JOB: Return the material exactly as supplied, apart from the pictures, which are omitted.

Collected data entries
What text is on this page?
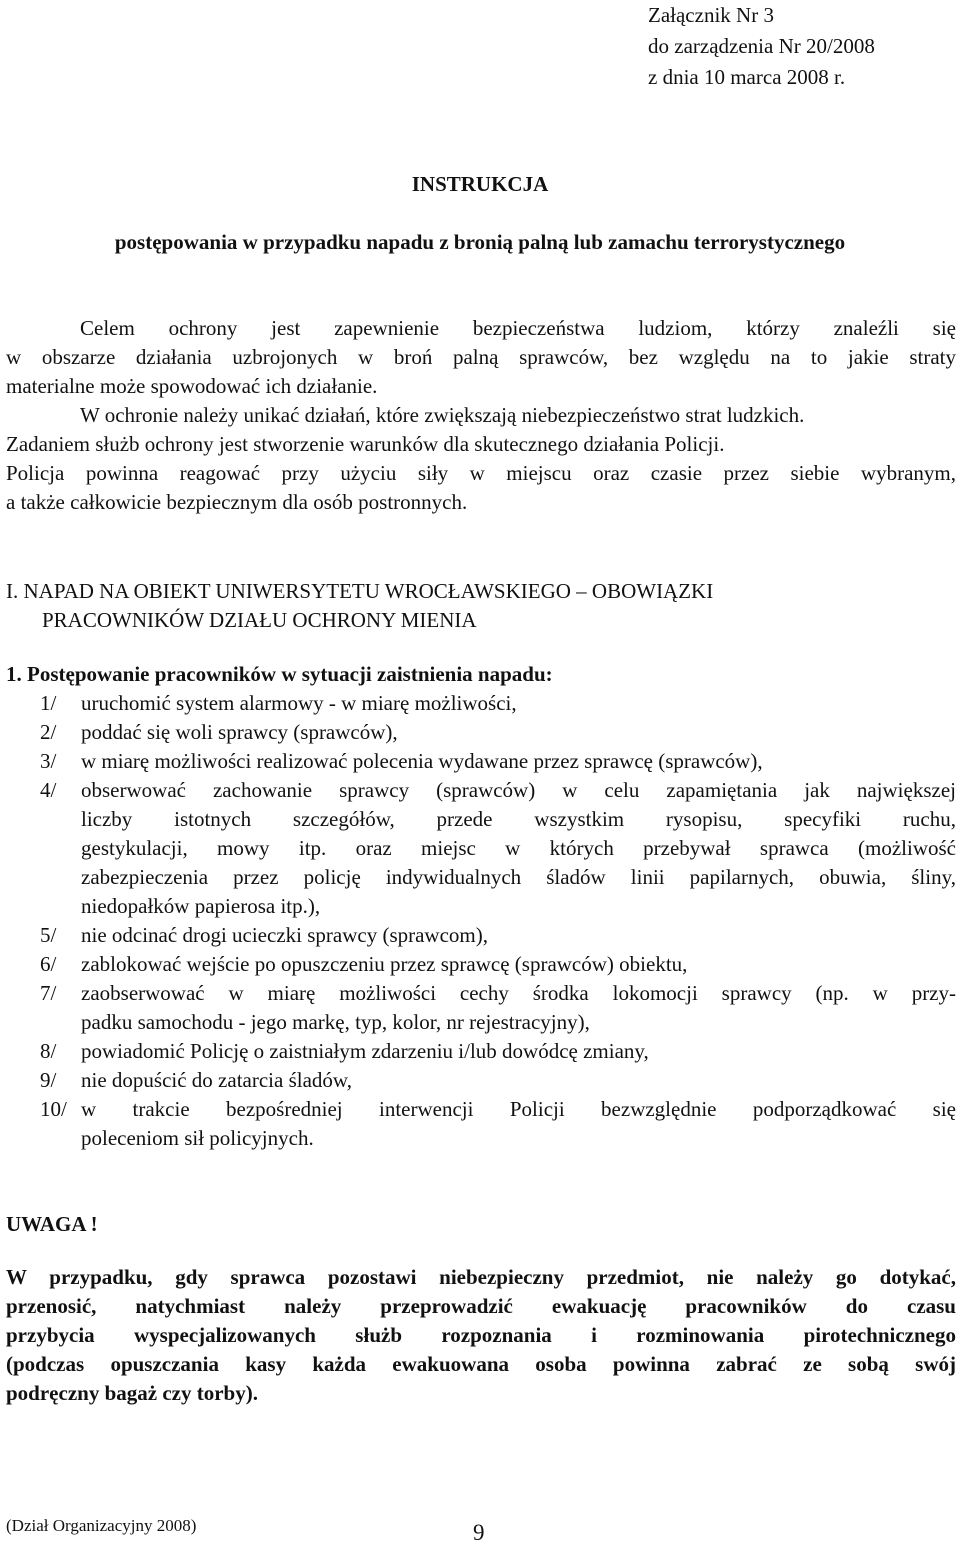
Załącznik Nr 3
do zarządzenia Nr 20/2008
z dnia 10 marca 2008 r.
INSTRUKCJA
postępowania w przypadku napadu z bronią palną lub zamachu terrorystycznego
Celem ochrony jest zapewnienie bezpieczeństwa ludziom, którzy znaleźli się
w obszarze działania uzbrojonych w broń palną sprawców, bez względu na to jakie straty
materialne może spowodować ich działanie.
W ochronie należy unikać działań, które zwiększają niebezpieczeństwo strat ludzkich.
Zadaniem służb ochrony jest stworzenie warunków dla skutecznego działania Policji.
Policja powinna reagować przy użyciu siły w miejscu oraz czasie przez siebie wybranym,
a także całkowicie bezpiecznym dla osób postronnych.
I. NAPAD NA OBIEKT UNIWERSYTETU WROCŁAWSKIEGO – OBOWIĄZKI
PRACOWNIKÓW DZIAŁU OCHRONY MIENIA
1. Postępowanie pracowników w sytuacji zaistnienia napadu:
1/	uruchomić system alarmowy - w miarę możliwości,
2/	poddać się woli sprawcy (sprawców),
3/	w miarę możliwości realizować polecenia wydawane przez sprawcę (sprawców),
4/	obserwować zachowanie sprawcy (sprawców) w celu zapamiętania jak największej
liczby istotnych szczegółów, przede wszystkim rysopisu, specyfiki ruchu,
gestykulacji, mowy itp. oraz miejsc w których przebywał sprawca (możliwość
zabezpieczenia przez policję indywidualnych śladów linii papilarnych, obuwia, śliny,
niedopałków papierosa itp.),
5/	nie odcinać drogi ucieczki sprawcy (sprawcom),
6/	zablokować wejście po opuszczeniu przez sprawcę (sprawców) obiektu,
7/	zaobserwować w miarę możliwości cechy środka lokomocji sprawcy (np. w przy-
padku samochodu - jego markę, typ, kolor, nr rejestracyjny),
8/	powiadomić Policję o zaistniałym zdarzeniu i/lub dowódcę zmiany,
9/	nie dopuścić do zatarcia śladów,
10/ w trakcie bezpośredniej interwencji Policji bezwzględnie podporządkować się
poleceniom sił policyjnych.
UWAGA !
W przypadku, gdy sprawca pozostawi niebezpieczny przedmiot, nie należy go dotykać,
przenosić, natychmiast należy przeprowadzić ewakuację pracowników do czasu
przybycia wyspecjalizowanych służb rozpoznania i rozminowania pirotechnicznego
(podczas opuszczania kasy każda ewakuowana osoba powinna zabrać ze sobą swój
podręczny bagaż czy torby).
(Dział Organizacyjny 2008)	9
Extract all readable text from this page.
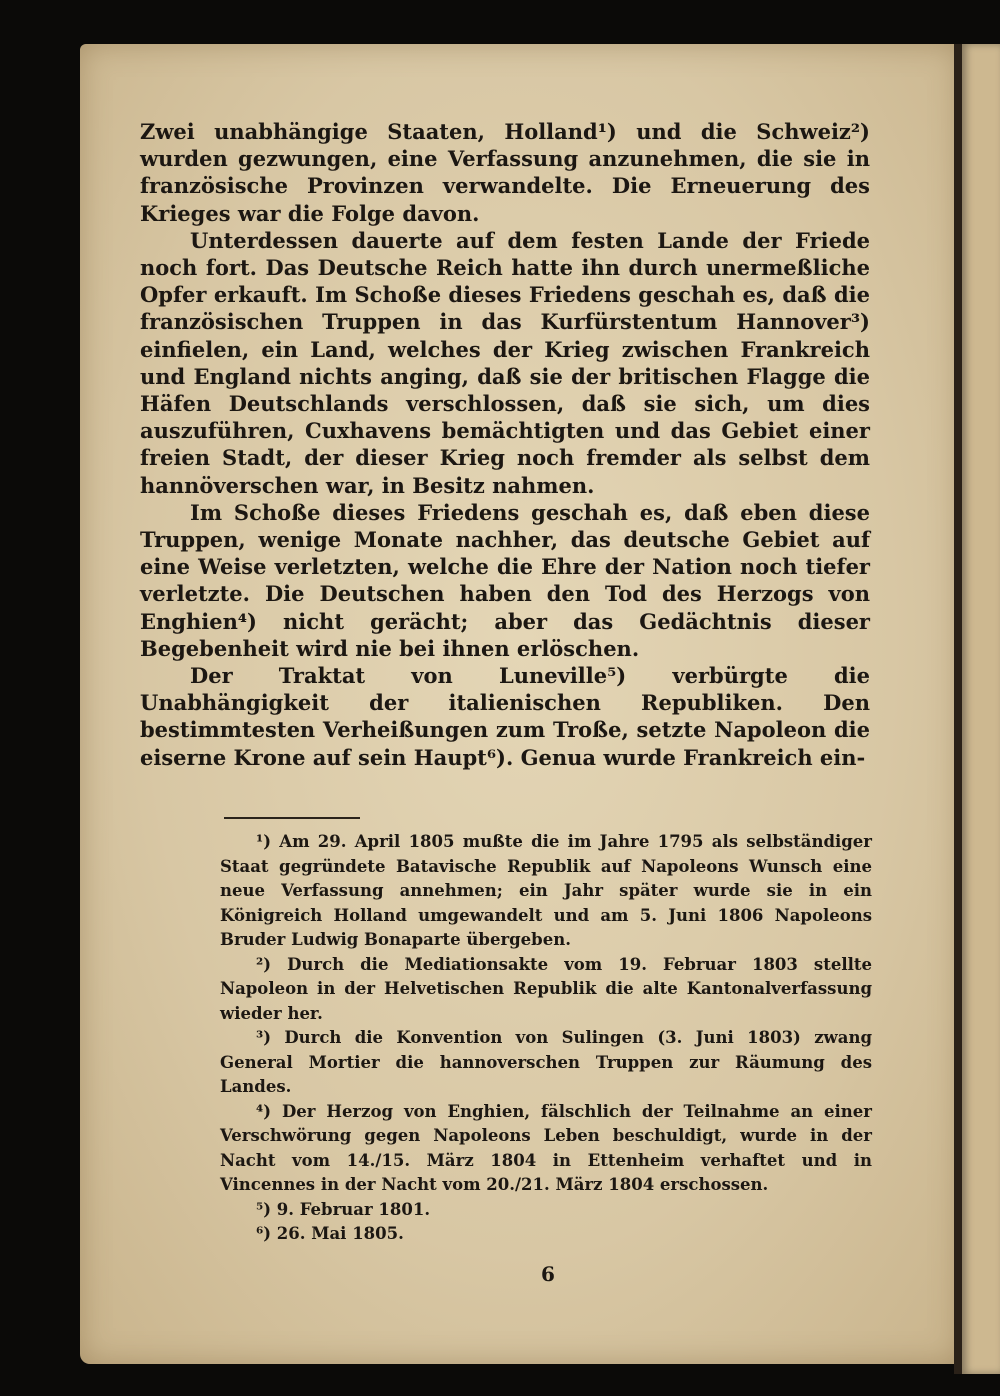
Zwei unabhängige Staaten, Holland¹) und die Schweiz²) wurden gezwungen, eine Verfassung anzunehmen, die sie in französische Provinzen verwandelte. Die Erneuerung des Krieges war die Folge davon.

Unterdessen dauerte auf dem festen Lande der Friede noch fort. Das Deutsche Reich hatte ihn durch unermeßliche Opfer erkauft. Im Schoße dieses Friedens geschah es, daß die französischen Truppen in das Kurfürstentum Hannover³) einfielen, ein Land, welches der Krieg zwischen Frankreich und England nichts anging, daß sie der britischen Flagge die Häfen Deutschlands verschlossen, daß sie sich, um dies auszuführen, Cuxhavens bemächtigten und das Gebiet einer freien Stadt, der dieser Krieg noch fremder als selbst dem hannöverschen war, in Besitz nahmen.

Im Schoße dieses Friedens geschah es, daß eben diese Truppen, wenige Monate nachher, das deutsche Gebiet auf eine Weise verletzten, welche die Ehre der Nation noch tiefer verletzte. Die Deutschen haben den Tod des Herzogs von Enghien⁴) nicht gerächt; aber das Gedächtnis dieser Begebenheit wird nie bei ihnen erlöschen.

Der Traktat von Luneville⁵) verbürgte die Unabhängigkeit der italienischen Republiken. Den bestimmtesten Verheißungen zum Troße, setzte Napoleon die eiserne Krone auf sein Haupt⁶). Genua wurde Frankreich ein-

¹) Am 29. April 1805 mußte die im Jahre 1795 als selbständiger Staat gegründete Batavische Republik auf Napoleons Wunsch eine neue Verfassung annehmen; ein Jahr später wurde sie in ein Königreich Holland umgewandelt und am 5. Juni 1806 Napoleons Bruder Ludwig Bonaparte übergeben.

²) Durch die Mediationsakte vom 19. Februar 1803 stellte Napoleon in der Helvetischen Republik die alte Kantonalverfassung wieder her.

³) Durch die Konvention von Sulingen (3. Juni 1803) zwang General Mortier die hannoverschen Truppen zur Räumung des Landes.

⁴) Der Herzog von Enghien, fälschlich der Teilnahme an einer Verschwörung gegen Napoleons Leben beschuldigt, wurde in der Nacht vom 14./15. März 1804 in Ettenheim verhaftet und in Vincennes in der Nacht vom 20./21. März 1804 erschossen.

⁵) 9. Februar 1801.

⁶) 26. Mai 1805.

6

ANSWER BELOW:
What text is on this page?
Załącznik Nr 3
do zarządzenia Nr 20/2008
z dnia 10 marca 2008 r.
INSTRUKCJA
postępowania w przypadku napadu z bronią palną lub zamachu terrorystycznego
Celem ochrony jest zapewnienie bezpieczeństwa ludziom, którzy znaleźli się
w obszarze działania uzbrojonych w broń palną sprawców, bez względu na to jakie straty
materialne może spowodować ich działanie.
W ochronie należy unikać działań, które zwiększają niebezpieczeństwo strat ludzkich.
Zadaniem służb ochrony jest stworzenie warunków dla skutecznego działania Policji.
Policja powinna reagować przy użyciu siły w miejscu oraz czasie przez siebie wybranym,
a także całkowicie bezpiecznym dla osób postronnych.
I. NAPAD NA OBIEKT UNIWERSYTETU WROCŁAWSKIEGO – OBOWIĄZKI
PRACOWNIKÓW DZIAŁU OCHRONY MIENIA
1. Postępowanie pracowników w sytuacji zaistnienia napadu:
1/	uruchomić system alarmowy - w miarę możliwości,
2/	poddać się woli sprawcy (sprawców),
3/	w miarę możliwości realizować polecenia wydawane przez sprawcę (sprawców),
4/	obserwować zachowanie sprawcy (sprawców) w celu zapamiętania jak największej
liczby istotnych szczegółów, przede wszystkim rysopisu, specyfiki ruchu,
gestykulacji, mowy itp. oraz miejsc w których przebywał sprawca (możliwość
zabezpieczenia przez policję indywidualnych śladów linii papilarnych, obuwia, śliny,
niedopałków papierosa itp.),
5/	nie odcinać drogi ucieczki sprawcy (sprawcom),
6/	zablokować wejście po opuszczeniu przez sprawcę (sprawców) obiektu,
7/	zaobserwować w miarę możliwości cechy środka lokomocji sprawcy (np. w przy-
padku samochodu - jego markę, typ, kolor, nr rejestracyjny),
8/	powiadomić Policję o zaistniałym zdarzeniu i/lub dowódcę zmiany,
9/	nie dopuścić do zatarcia śladów,
10/ w trakcie bezpośredniej interwencji Policji bezwzględnie podporządkować się
poleceniom sił policyjnych.
UWAGA !
W przypadku, gdy sprawca pozostawi niebezpieczny przedmiot, nie należy go dotykać,
przenosić, natychmiast należy przeprowadzić ewakuację pracowników do czasu
przybycia wyspecjalizowanych służb rozpoznania i rozminowania pirotechnicznego
(podczas opuszczania kasy każda ewakuowana osoba powinna zabrać ze sobą swój
podręczny bagaż czy torby).
(Dział Organizacyjny 2008)	9
Extract all readable text from this page.
Zwei unabhängige Staaten, Holland¹) und die Schweiz²) wurden gezwungen, eine Verfassung anzunehmen, die sie in französische Provinzen verwandelte. Die Erneuerung des Krieges war die Folge davon.

Unterdessen dauerte auf dem festen Lande der Friede noch fort. Das Deutsche Reich hatte ihn durch unermeßliche Opfer erkauft. Im Schoße dieses Friedens geschah es, daß die französischen Truppen in das Kurfürstentum Hannover³) einfielen, ein Land, welches der Krieg zwischen Frankreich und England nichts anging, daß sie der britischen Flagge die Häfen Deutschlands verschlossen, daß sie sich, um dies auszuführen, Cuxhavens bemächtigten und das Gebiet einer freien Stadt, der dieser Krieg noch fremder als selbst dem hannöverschen war, in Besitz nahmen.

Im Schoße dieses Friedens geschah es, daß eben diese Truppen, wenige Monate nachher, das deutsche Gebiet auf eine Weise verletzten, welche die Ehre der Nation noch tiefer verletzte. Die Deutschen haben den Tod des Herzogs von Enghien⁴) nicht gerächt; aber das Gedächtnis dieser Begebenheit wird nie bei ihnen erlöschen.

Der Traktat von Luneville⁵) verbürgte die Unabhängigkeit der italienischen Republiken. Den bestimmtesten Verheißungen zum Troße, setzte Napoleon die eiserne Krone auf sein Haupt⁶). Genua wurde Frankreich ein-

¹) Am 29. April 1805 mußte die im Jahre 1795 als selbständiger Staat gegründete Batavische Republik auf Napoleons Wunsch eine neue Verfassung annehmen; ein Jahr später wurde sie in ein Königreich Holland umgewandelt und am 5. Juni 1806 Napoleons Bruder Ludwig Bonaparte übergeben.

²) Durch die Mediationsakte vom 19. Februar 1803 stellte Napoleon in der Helvetischen Republik die alte Kantonalverfassung wieder her.

³) Durch die Konvention von Sulingen (3. Juni 1803) zwang General Mortier die hannoverschen Truppen zur Räumung des Landes.

⁴) Der Herzog von Enghien, fälschlich der Teilnahme an einer Verschwörung gegen Napoleons Leben beschuldigt, wurde in der Nacht vom 14./15. März 1804 in Ettenheim verhaftet und in Vincennes in der Nacht vom 20./21. März 1804 erschossen.

⁵) 9. Februar 1801.

⁶) 26. Mai 1805.

6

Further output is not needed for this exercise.